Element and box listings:
# # # # #
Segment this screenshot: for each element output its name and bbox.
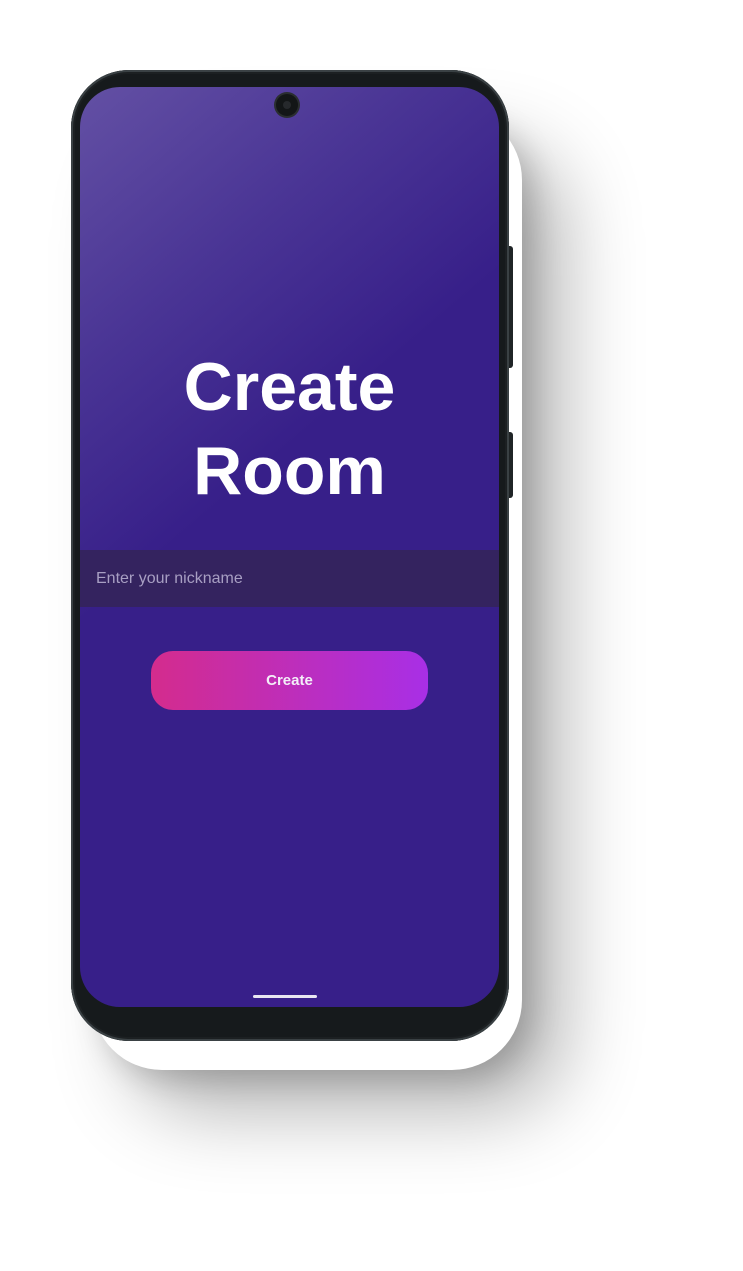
power-button — [509, 432, 513, 498]
home-indicator[interactable] — [253, 995, 317, 998]
page-title: Create Room — [80, 345, 499, 513]
title-line-2: Room — [193, 433, 386, 509]
device-mockup: Create Room Create — [0, 0, 743, 1271]
title-line-1: Create — [183, 349, 396, 425]
create-button[interactable]: Create — [151, 651, 428, 710]
volume-button — [509, 246, 513, 368]
app-screen: Create Room Create — [80, 87, 499, 1007]
nickname-input[interactable] — [80, 550, 499, 607]
front-camera-icon — [276, 94, 298, 116]
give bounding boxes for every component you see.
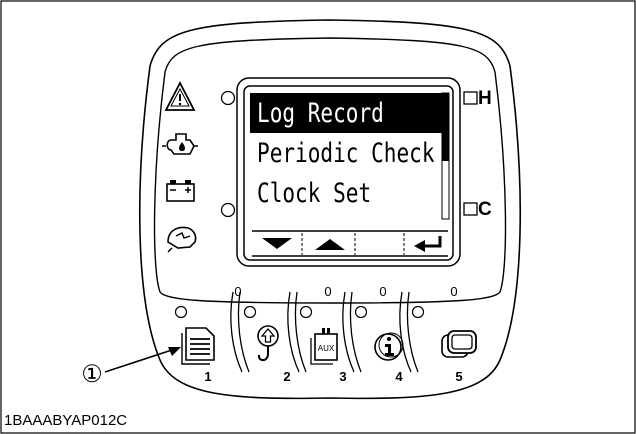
button-number-4: 4: [395, 369, 403, 384]
lcd-left-top-dot: [220, 90, 236, 106]
callout-number: ①: [81, 361, 103, 388]
led-label: 0: [379, 284, 387, 299]
menu-list-icon[interactable]: [181, 327, 215, 365]
aux-icon[interactable]: AUX: [310, 328, 338, 365]
led-label: 0: [450, 284, 458, 299]
button-number-5: 5: [455, 369, 463, 384]
indicator-c-label: C: [478, 199, 492, 220]
led-label: 0: [324, 284, 332, 299]
led-4: [354, 305, 368, 319]
led-3: [299, 305, 313, 319]
lcd-left-bottom-dot: [220, 202, 236, 218]
document-code: 1BAAABYAP012C: [4, 412, 128, 429]
indicator-h-label: H: [478, 88, 492, 109]
aux-label: AUX: [318, 344, 335, 353]
indicator-c-lamp: [463, 202, 478, 216]
menu-item-log-record[interactable]: Log Record: [250, 94, 409, 134]
led-1: [174, 305, 188, 319]
button-number-2: 2: [283, 369, 291, 384]
led-5: [411, 305, 425, 319]
menu-item-clock-set[interactable]: Clock Set: [250, 174, 409, 214]
screen-toggle-icon[interactable]: [441, 330, 477, 358]
led-label: 0: [234, 284, 242, 299]
led-2: [243, 305, 257, 319]
button-number-3: 3: [339, 369, 347, 384]
button-number-1: 1: [204, 369, 212, 384]
indicator-h-lamp: [463, 91, 478, 105]
menu-item-periodic-check[interactable]: Periodic Check: [250, 134, 435, 174]
lcd-menu: Log Record Periodic Check Clock Set: [250, 92, 445, 212]
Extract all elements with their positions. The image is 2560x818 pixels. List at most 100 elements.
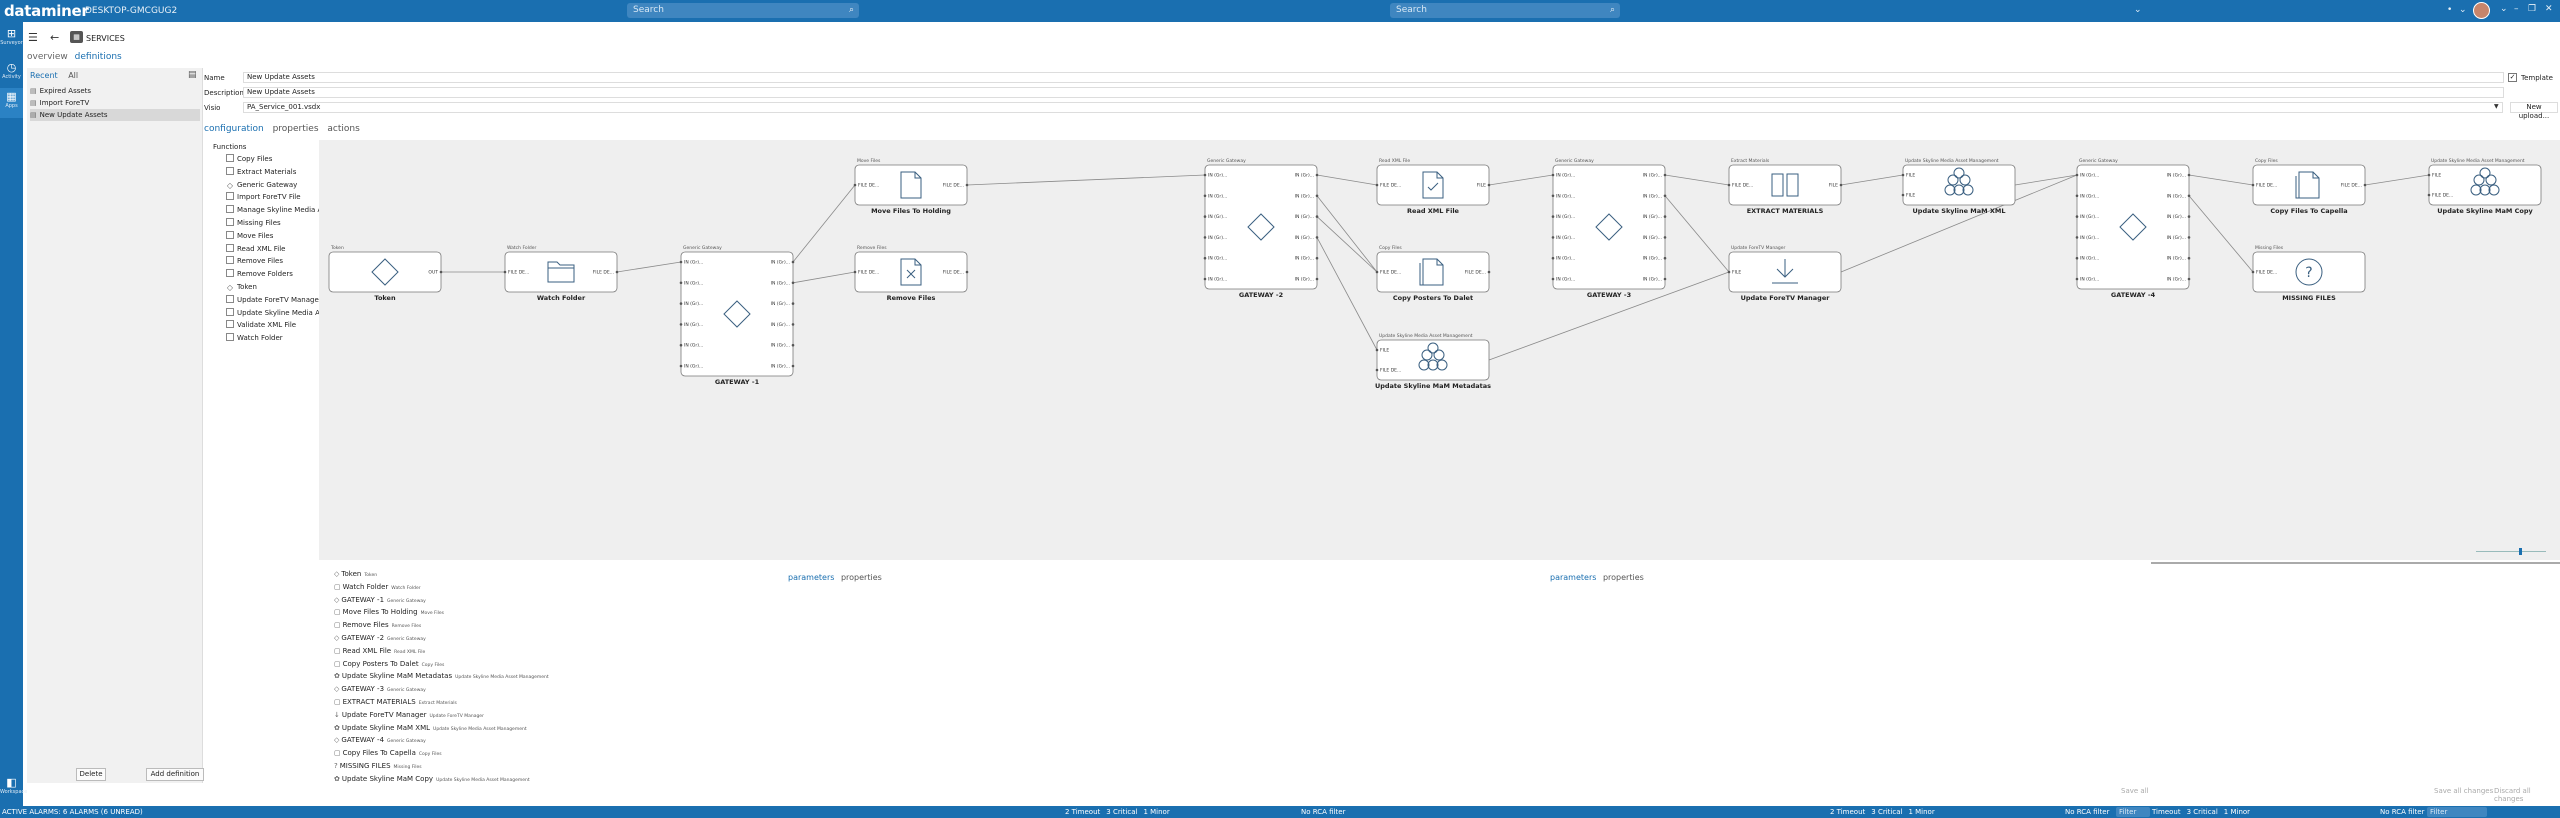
connection-line[interactable] (1316, 195, 1378, 273)
input-port[interactable] (2075, 236, 2079, 239)
input-port[interactable] (1551, 256, 1555, 260)
output-port[interactable] (2187, 194, 2191, 198)
save-all-changes-button[interactable]: Save all changes (2434, 787, 2493, 795)
output-port[interactable] (1839, 183, 1843, 187)
function-item[interactable]: Read XML File (226, 243, 286, 255)
output-port[interactable] (1315, 236, 1319, 239)
input-port[interactable] (2251, 270, 2255, 274)
list-item[interactable]: ◇ GATEWAY -4 Generic Gateway (334, 734, 426, 746)
no-rca-filter[interactable]: No RCA filter (1301, 806, 1345, 818)
list-item[interactable]: ▢ Copy Files To Capella Copy Files (334, 747, 442, 759)
add-definition-button[interactable]: Add definition (146, 768, 204, 781)
node-box[interactable] (328, 251, 442, 293)
output-port[interactable] (1315, 194, 1319, 198)
output-port[interactable] (791, 343, 795, 347)
input-port[interactable] (1551, 277, 1555, 281)
alarm-counts-secondary[interactable]: 2 Timeout 3 Critical 1 Minor (1830, 806, 1941, 818)
input-port[interactable] (1375, 270, 1379, 274)
input-port[interactable] (1901, 173, 1905, 177)
function-item[interactable]: Validate XML File (226, 319, 296, 331)
input-port[interactable] (679, 343, 683, 347)
node-box[interactable] (2076, 164, 2190, 290)
tab-configuration[interactable]: configuration (204, 124, 264, 134)
input-port[interactable] (679, 323, 683, 326)
output-port[interactable] (1663, 236, 1667, 239)
connection-line[interactable] (2188, 195, 2254, 273)
minimize-icon[interactable]: – (2514, 4, 2519, 14)
list-item[interactable]: ▢ Watch Folder Watch Folder (334, 581, 421, 593)
new-upload-button[interactable]: New upload... (2510, 102, 2558, 120)
connection-line[interactable] (792, 271, 856, 284)
output-port[interactable] (615, 270, 619, 274)
node-box[interactable] (1204, 164, 1318, 290)
input-port[interactable] (1901, 193, 1905, 197)
discard-all-changes-button[interactable]: Discard all changes (2494, 787, 2560, 803)
input-port[interactable] (1203, 236, 1207, 239)
connection-line[interactable] (616, 261, 682, 273)
connection-line[interactable] (966, 174, 1206, 186)
output-port[interactable] (2187, 236, 2191, 239)
input-port[interactable] (1551, 194, 1555, 198)
tab-recent[interactable]: Recent (30, 71, 58, 80)
bell-icon[interactable]: • (2447, 5, 2452, 15)
workflow-node-copyposters[interactable]: Copy Files FILE DE... FILE DE... Copy Poste… (1375, 245, 1491, 302)
no-rca-filter[interactable]: No RCA filter (2380, 806, 2424, 818)
list-item[interactable]: ▢ Copy Posters To Dalet Copy Files (334, 658, 444, 670)
input-port[interactable] (1375, 368, 1379, 372)
tab-parameters[interactable]: parameters (788, 573, 834, 582)
input-port[interactable] (2075, 256, 2079, 260)
output-port[interactable] (791, 281, 795, 285)
output-port[interactable] (1487, 183, 1491, 187)
input-port[interactable] (679, 302, 683, 305)
output-port[interactable] (965, 183, 969, 187)
function-item[interactable]: ◇ Generic Gateway (226, 179, 297, 191)
function-item[interactable]: Import ForeTV File (226, 191, 301, 203)
delete-button[interactable]: Delete (76, 768, 106, 781)
output-port[interactable] (791, 323, 795, 326)
output-port[interactable] (791, 260, 795, 264)
rail-item-workspace[interactable]: ◧ Workspace (0, 777, 27, 796)
workflow-node-watch[interactable]: Watch Folder FILE DE... FILE DE... Watch Fo… (503, 245, 619, 302)
input-port[interactable] (1551, 236, 1555, 239)
tab-definitions[interactable]: definitions (75, 52, 122, 62)
workflow-node-updmamcopy[interactable]: Update Skyline Media Asset Management FIL… (2427, 158, 2542, 215)
workflow-node-gw4[interactable]: Generic Gateway IN (Gr)... IN (Gr)... IN (G… (2075, 158, 2191, 299)
workflow-node-move[interactable]: Move Files FILE DE... FILE DE... Move Files… (853, 158, 969, 215)
function-item[interactable]: Remove Files (226, 255, 283, 267)
chevron-down-icon[interactable]: ⌄ (2459, 5, 2467, 15)
list-item[interactable]: ▢ Move Files To Holding Move Files (334, 606, 444, 618)
output-port[interactable] (1663, 194, 1667, 198)
tab-parameters[interactable]: parameters (1550, 573, 1596, 582)
input-port[interactable] (1203, 215, 1207, 218)
function-item[interactable]: ◇ Token (226, 281, 257, 293)
output-port[interactable] (965, 270, 969, 274)
connection-line[interactable] (792, 184, 856, 263)
function-item[interactable]: Update Skyline Media Ass (226, 307, 327, 319)
list-item[interactable]: ▤ Import ForeTV (30, 97, 200, 109)
list-item[interactable]: ▢ Read XML File Read XML File (334, 645, 425, 657)
connection-line[interactable] (1316, 216, 1378, 273)
input-port[interactable] (1375, 348, 1379, 352)
list-item[interactable]: ◇ GATEWAY -1 Generic Gateway (334, 594, 426, 606)
list-item[interactable]: ✿ Update Skyline MaM XML Update Skyline Me… (334, 722, 527, 734)
function-item[interactable]: Copy Files (226, 153, 272, 165)
connection-line[interactable] (1664, 195, 1730, 273)
connection-line[interactable] (2364, 174, 2430, 186)
workflow-canvas[interactable]: Token OUT Token Watch Folder FILE DE... FILE … (319, 140, 2560, 560)
function-item[interactable]: Remove Folders (226, 268, 293, 280)
output-port[interactable] (1487, 270, 1491, 274)
function-item[interactable]: Missing Files (226, 217, 281, 229)
description-field[interactable]: New Update Assets (243, 87, 2504, 98)
output-port[interactable] (791, 364, 795, 368)
input-port[interactable] (1551, 215, 1555, 218)
zoom-slider[interactable] (2476, 551, 2546, 552)
function-item[interactable]: Watch Folder (226, 332, 283, 344)
connection-line[interactable] (1664, 174, 1730, 186)
workflow-node-token[interactable]: Token OUT Token (328, 245, 443, 302)
workflow-node-copycap[interactable]: Copy Files FILE DE... FILE DE... Copy Files… (2251, 158, 2367, 215)
input-port[interactable] (1203, 194, 1207, 198)
tab-properties[interactable]: properties (841, 573, 882, 582)
output-port[interactable] (1663, 215, 1667, 218)
list-item[interactable]: ▢ Remove Files Remove Files (334, 619, 421, 631)
input-port[interactable] (503, 270, 507, 274)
# # # # #
### What is needed
Rewrite the part that opens with the line containing "power-button — [509, 432, 513, 498]" and closes with the line containing "give bounding boxes", putting "clickable" in place of "interactable" and leaving everything else unchanged.

### Output of the task
power-button — [509, 432, 513, 498]
home-indicator[clickable] — [253, 995, 317, 998]
page-title: Create Room — [80, 345, 499, 513]
title-line-2: Room — [193, 433, 386, 509]
device-mockup: Create Room Create — [0, 0, 743, 1271]
title-line-1: Create — [183, 349, 396, 425]
create-button[clickable]: Create — [151, 651, 428, 710]
volume-button — [509, 246, 513, 368]
app-screen: Create Room Create — [80, 87, 499, 1007]
nickname-input[clickable] — [80, 550, 499, 607]
front-camera-icon — [276, 94, 298, 116]
give bounding boxes for every component you see.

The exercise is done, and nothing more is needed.